» DO THIS: Check every line below for the word "students" and copy the ones that have it.

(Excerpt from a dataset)
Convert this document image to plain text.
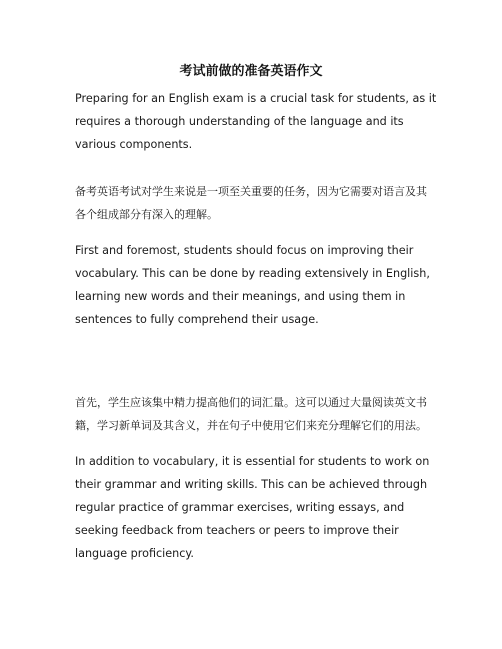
考试前做的准备英语作文

Preparing for an English exam is a crucial task for students, as it requires a thorough understanding of the language and its various components.

备考英语考试对学生来说是一项至关重要的任务，因为它需要对语言及其各个组成部分有深入的理解。

First and foremost, students should focus on improving their vocabulary. This can be done by reading extensively in English, learning new words and their meanings, and using them in sentences to fully comprehend their usage.

首先，学生应该集中精力提高他们的词汇量。这可以通过大量阅读英文书籍，学习新单词及其含义，并在句子中使用它们来充分理解它们的用法。

In addition to vocabulary, it is essential for students to work on their grammar and writing skills. This can be achieved through regular practice of grammar exercises, writing essays, and seeking feedback from teachers or peers to improve their language proficiency.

» SOLUTION TO THIS PROBLEM:
Preparing for an English exam is a crucial task for students, as it requires a thorough understanding of the language and its various components.
First and foremost, students should focus on improving their vocabulary. This can be done by reading extensively in English, learning new words and their meanings, and using them in sentences to fully comprehend their usage.
In addition to vocabulary, it is essential for students to work on their grammar and writing skills. This can be achieved through regular practice of grammar exercises, writing essays, and seeking feedback from teachers or peers to improve their language proficiency.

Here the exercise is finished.